» What is needed:
Print all entries precisely as they are written.

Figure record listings
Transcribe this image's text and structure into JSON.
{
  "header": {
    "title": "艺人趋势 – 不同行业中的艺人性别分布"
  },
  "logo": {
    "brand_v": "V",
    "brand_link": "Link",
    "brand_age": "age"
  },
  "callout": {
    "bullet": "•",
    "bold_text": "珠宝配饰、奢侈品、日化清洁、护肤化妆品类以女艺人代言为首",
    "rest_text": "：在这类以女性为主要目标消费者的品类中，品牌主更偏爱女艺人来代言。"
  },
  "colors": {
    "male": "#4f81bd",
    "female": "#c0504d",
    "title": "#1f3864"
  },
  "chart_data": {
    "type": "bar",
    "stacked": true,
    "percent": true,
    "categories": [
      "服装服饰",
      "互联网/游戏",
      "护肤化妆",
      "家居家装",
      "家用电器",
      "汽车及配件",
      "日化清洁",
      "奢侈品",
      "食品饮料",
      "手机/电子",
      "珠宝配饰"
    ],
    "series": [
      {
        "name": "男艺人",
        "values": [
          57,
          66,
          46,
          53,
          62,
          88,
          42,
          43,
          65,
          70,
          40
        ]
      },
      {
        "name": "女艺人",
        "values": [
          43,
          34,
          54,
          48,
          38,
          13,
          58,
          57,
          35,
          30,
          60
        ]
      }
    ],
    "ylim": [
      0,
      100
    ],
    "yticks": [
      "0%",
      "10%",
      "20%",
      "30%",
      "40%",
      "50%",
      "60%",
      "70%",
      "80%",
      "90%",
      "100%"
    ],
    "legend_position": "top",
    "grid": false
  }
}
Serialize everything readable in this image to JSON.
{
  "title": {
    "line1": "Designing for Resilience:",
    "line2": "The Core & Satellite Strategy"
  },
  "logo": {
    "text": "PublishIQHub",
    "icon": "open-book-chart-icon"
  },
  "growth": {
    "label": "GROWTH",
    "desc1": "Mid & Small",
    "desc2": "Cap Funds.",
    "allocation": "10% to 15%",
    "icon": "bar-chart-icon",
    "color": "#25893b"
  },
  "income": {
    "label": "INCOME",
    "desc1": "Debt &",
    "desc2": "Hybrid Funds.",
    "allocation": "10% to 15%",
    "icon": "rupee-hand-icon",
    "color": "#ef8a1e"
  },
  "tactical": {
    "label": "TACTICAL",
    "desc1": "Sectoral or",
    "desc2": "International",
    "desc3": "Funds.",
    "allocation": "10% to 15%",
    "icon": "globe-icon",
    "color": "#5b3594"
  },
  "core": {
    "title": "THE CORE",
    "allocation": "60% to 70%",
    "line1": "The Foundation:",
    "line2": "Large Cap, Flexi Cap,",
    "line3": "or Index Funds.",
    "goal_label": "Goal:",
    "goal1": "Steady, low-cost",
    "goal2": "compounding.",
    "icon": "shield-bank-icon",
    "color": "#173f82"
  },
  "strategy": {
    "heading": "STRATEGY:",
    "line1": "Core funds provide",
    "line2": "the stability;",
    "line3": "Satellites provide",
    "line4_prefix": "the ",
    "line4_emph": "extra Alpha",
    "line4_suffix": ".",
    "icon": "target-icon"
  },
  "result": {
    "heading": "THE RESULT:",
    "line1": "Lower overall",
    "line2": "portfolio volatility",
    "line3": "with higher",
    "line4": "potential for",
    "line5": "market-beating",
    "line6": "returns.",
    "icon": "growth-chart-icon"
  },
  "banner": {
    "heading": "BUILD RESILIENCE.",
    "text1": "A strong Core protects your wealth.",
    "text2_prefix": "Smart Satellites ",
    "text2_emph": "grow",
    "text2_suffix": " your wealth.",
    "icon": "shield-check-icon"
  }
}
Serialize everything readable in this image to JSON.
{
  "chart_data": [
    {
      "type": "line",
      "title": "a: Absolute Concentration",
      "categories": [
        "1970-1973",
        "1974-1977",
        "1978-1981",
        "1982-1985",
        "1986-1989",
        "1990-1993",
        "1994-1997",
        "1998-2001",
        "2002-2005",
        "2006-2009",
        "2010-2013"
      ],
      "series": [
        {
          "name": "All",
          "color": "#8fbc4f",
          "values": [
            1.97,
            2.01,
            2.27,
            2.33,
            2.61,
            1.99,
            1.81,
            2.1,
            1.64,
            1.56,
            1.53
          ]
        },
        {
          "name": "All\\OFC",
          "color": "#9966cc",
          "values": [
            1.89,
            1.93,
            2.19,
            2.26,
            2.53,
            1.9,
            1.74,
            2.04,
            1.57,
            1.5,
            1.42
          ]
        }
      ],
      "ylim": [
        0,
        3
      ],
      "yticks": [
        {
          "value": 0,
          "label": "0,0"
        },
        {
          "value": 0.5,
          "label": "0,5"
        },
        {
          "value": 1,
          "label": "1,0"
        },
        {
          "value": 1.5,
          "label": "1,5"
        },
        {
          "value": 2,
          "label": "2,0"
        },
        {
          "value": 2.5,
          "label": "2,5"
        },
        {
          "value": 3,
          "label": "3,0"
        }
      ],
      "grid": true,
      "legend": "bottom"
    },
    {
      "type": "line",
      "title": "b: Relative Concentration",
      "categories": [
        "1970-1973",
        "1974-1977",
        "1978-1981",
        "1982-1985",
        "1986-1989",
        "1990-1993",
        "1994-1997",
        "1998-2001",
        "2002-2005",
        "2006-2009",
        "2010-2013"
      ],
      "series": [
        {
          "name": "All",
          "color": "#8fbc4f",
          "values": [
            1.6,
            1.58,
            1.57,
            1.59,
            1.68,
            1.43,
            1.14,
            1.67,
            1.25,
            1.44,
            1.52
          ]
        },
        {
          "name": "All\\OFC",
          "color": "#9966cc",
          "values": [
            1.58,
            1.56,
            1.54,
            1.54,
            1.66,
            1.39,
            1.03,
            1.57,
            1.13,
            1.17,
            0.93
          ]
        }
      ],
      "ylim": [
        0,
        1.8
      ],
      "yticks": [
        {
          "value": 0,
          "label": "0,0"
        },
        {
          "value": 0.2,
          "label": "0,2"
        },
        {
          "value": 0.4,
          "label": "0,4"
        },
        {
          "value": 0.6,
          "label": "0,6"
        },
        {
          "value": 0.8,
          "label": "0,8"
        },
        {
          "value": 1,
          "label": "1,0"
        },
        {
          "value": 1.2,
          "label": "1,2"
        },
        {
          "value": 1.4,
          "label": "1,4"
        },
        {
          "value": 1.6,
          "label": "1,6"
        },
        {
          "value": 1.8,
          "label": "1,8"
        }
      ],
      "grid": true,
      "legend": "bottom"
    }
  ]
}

» Answer:
Transcribe this image's text and structure into JSON.
{
  "header": {
    "title": "艺人趋势 – 不同行业中的艺人性别分布"
  },
  "logo": {
    "brand_v": "V",
    "brand_link": "Link",
    "brand_age": "age"
  },
  "callout": {
    "bullet": "•",
    "bold_text": "珠宝配饰、奢侈品、日化清洁、护肤化妆品类以女艺人代言为首",
    "rest_text": "：在这类以女性为主要目标消费者的品类中，品牌主更偏爱女艺人来代言。"
  },
  "colors": {
    "male": "#4f81bd",
    "female": "#c0504d",
    "title": "#1f3864"
  },
  "chart_data": {
    "type": "bar",
    "stacked": true,
    "percent": true,
    "categories": [
      "服装服饰",
      "互联网/游戏",
      "护肤化妆",
      "家居家装",
      "家用电器",
      "汽车及配件",
      "日化清洁",
      "奢侈品",
      "食品饮料",
      "手机/电子",
      "珠宝配饰"
    ],
    "series": [
      {
        "name": "男艺人",
        "values": [
          57,
          66,
          46,
          53,
          62,
          88,
          42,
          43,
          65,
          70,
          40
        ]
      },
      {
        "name": "女艺人",
        "values": [
          43,
          34,
          54,
          48,
          38,
          13,
          58,
          57,
          35,
          30,
          60
        ]
      }
    ],
    "ylim": [
      0,
      100
    ],
    "yticks": [
      "0%",
      "10%",
      "20%",
      "30%",
      "40%",
      "50%",
      "60%",
      "70%",
      "80%",
      "90%",
      "100%"
    ],
    "legend_position": "top",
    "grid": false
  }
}
Serialize everything readable in this image to JSON.
{
  "title": {
    "line1": "Designing for Resilience:",
    "line2": "The Core & Satellite Strategy"
  },
  "logo": {
    "text": "PublishIQHub",
    "icon": "open-book-chart-icon"
  },
  "growth": {
    "label": "GROWTH",
    "desc1": "Mid & Small",
    "desc2": "Cap Funds.",
    "allocation": "10% to 15%",
    "icon": "bar-chart-icon",
    "color": "#25893b"
  },
  "income": {
    "label": "INCOME",
    "desc1": "Debt &",
    "desc2": "Hybrid Funds.",
    "allocation": "10% to 15%",
    "icon": "rupee-hand-icon",
    "color": "#ef8a1e"
  },
  "tactical": {
    "label": "TACTICAL",
    "desc1": "Sectoral or",
    "desc2": "International",
    "desc3": "Funds.",
    "allocation": "10% to 15%",
    "icon": "globe-icon",
    "color": "#5b3594"
  },
  "core": {
    "title": "THE CORE",
    "allocation": "60% to 70%",
    "line1": "The Foundation:",
    "line2": "Large Cap, Flexi Cap,",
    "line3": "or Index Funds.",
    "goal_label": "Goal:",
    "goal1": "Steady, low-cost",
    "goal2": "compounding.",
    "icon": "shield-bank-icon",
    "color": "#173f82"
  },
  "strategy": {
    "heading": "STRATEGY:",
    "line1": "Core funds provide",
    "line2": "the stability;",
    "line3": "Satellites provide",
    "line4_prefix": "the ",
    "line4_emph": "extra Alpha",
    "line4_suffix": ".",
    "icon": "target-icon"
  },
  "result": {
    "heading": "THE RESULT:",
    "line1": "Lower overall",
    "line2": "portfolio volatility",
    "line3": "with higher",
    "line4": "potential for",
    "line5": "market-beating",
    "line6": "returns.",
    "icon": "growth-chart-icon"
  },
  "banner": {
    "heading": "BUILD RESILIENCE.",
    "text1": "A strong Core protects your wealth.",
    "text2_prefix": "Smart Satellites ",
    "text2_emph": "grow",
    "text2_suffix": " your wealth.",
    "icon": "shield-check-icon"
  }
}
Serialize everything readable in this image to JSON.
{
  "chart_data": [
    {
      "type": "line",
      "title": "a: Absolute Concentration",
      "categories": [
        "1970-1973",
        "1974-1977",
        "1978-1981",
        "1982-1985",
        "1986-1989",
        "1990-1993",
        "1994-1997",
        "1998-2001",
        "2002-2005",
        "2006-2009",
        "2010-2013"
      ],
      "series": [
        {
          "name": "All",
          "color": "#8fbc4f",
          "values": [
            1.97,
            2.01,
            2.27,
            2.33,
            2.61,
            1.99,
            1.81,
            2.1,
            1.64,
            1.56,
            1.53
          ]
        },
        {
          "name": "All\\OFC",
          "color": "#9966cc",
          "values": [
            1.89,
            1.93,
            2.19,
            2.26,
            2.53,
            1.9,
            1.74,
            2.04,
            1.57,
            1.5,
            1.42
          ]
        }
      ],
      "ylim": [
        0,
        3
      ],
      "yticks": [
        {
          "value": 0,
          "label": "0,0"
        },
        {
          "value": 0.5,
          "label": "0,5"
        },
        {
          "value": 1,
          "label": "1,0"
        },
        {
          "value": 1.5,
          "label": "1,5"
        },
        {
          "value": 2,
          "label": "2,0"
        },
        {
          "value": 2.5,
          "label": "2,5"
        },
        {
          "value": 3,
          "label": "3,0"
        }
      ],
      "grid": true,
      "legend": "bottom"
    },
    {
      "type": "line",
      "title": "b: Relative Concentration",
      "categories": [
        "1970-1973",
        "1974-1977",
        "1978-1981",
        "1982-1985",
        "1986-1989",
        "1990-1993",
        "1994-1997",
        "1998-2001",
        "2002-2005",
        "2006-2009",
        "2010-2013"
      ],
      "series": [
        {
          "name": "All",
          "color": "#8fbc4f",
          "values": [
            1.6,
            1.58,
            1.57,
            1.59,
            1.68,
            1.43,
            1.14,
            1.67,
            1.25,
            1.44,
            1.52
          ]
        },
        {
          "name": "All\\OFC",
          "color": "#9966cc",
          "values": [
            1.58,
            1.56,
            1.54,
            1.54,
            1.66,
            1.39,
            1.03,
            1.57,
            1.13,
            1.17,
            0.93
          ]
        }
      ],
      "ylim": [
        0,
        1.8
      ],
      "yticks": [
        {
          "value": 0,
          "label": "0,0"
        },
        {
          "value": 0.2,
          "label": "0,2"
        },
        {
          "value": 0.4,
          "label": "0,4"
        },
        {
          "value": 0.6,
          "label": "0,6"
        },
        {
          "value": 0.8,
          "label": "0,8"
        },
        {
          "value": 1,
          "label": "1,0"
        },
        {
          "value": 1.2,
          "label": "1,2"
        },
        {
          "value": 1.4,
          "label": "1,4"
        },
        {
          "value": 1.6,
          "label": "1,6"
        },
        {
          "value": 1.8,
          "label": "1,8"
        }
      ],
      "grid": true,
      "legend": "bottom"
    }
  ]
}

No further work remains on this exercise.